▶ **TASK DESCRIPTION**
The listing below should be written out exactly; please include all of it.
══ AVAILABLE DATA ══
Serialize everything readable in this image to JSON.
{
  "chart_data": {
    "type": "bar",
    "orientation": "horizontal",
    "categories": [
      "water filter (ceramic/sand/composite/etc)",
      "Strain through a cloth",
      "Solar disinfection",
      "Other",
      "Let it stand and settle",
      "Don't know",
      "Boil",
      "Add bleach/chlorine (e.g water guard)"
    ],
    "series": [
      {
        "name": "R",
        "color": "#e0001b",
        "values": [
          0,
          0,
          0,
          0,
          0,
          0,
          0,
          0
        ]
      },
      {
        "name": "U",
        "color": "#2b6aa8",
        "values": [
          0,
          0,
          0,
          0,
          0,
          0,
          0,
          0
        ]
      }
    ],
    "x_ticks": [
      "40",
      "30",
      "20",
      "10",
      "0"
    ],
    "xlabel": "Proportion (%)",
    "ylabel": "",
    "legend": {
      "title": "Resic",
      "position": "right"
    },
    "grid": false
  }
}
═══
▶ **EXERCISE SOLUTION**
Serialize everything readable in this image to JSON.
{
  "chart_data": {
    "type": "bar",
    "orientation": "horizontal",
    "categories": [
      "water filter (ceramic/sand/composite/etc)",
      "Strain through a cloth",
      "Solar disinfection",
      "Other",
      "Let it stand and settle",
      "Don't know",
      "Boil",
      "Add bleach/chlorine (e.g water guard)"
    ],
    "series": [
      {
        "name": "R",
        "color": "#e0001b",
        "values": [
          0,
          0,
          0,
          0,
          0,
          0,
          0,
          0
        ]
      },
      {
        "name": "U",
        "color": "#2b6aa8",
        "values": [
          0,
          0,
          0,
          0,
          0,
          0,
          0,
          0
        ]
      }
    ],
    "x_ticks": [
      "40",
      "30",
      "20",
      "10",
      "0"
    ],
    "xlabel": "Proportion (%)",
    "ylabel": "",
    "legend": {
      "title": "Resic",
      "position": "right"
    },
    "grid": false
  }
}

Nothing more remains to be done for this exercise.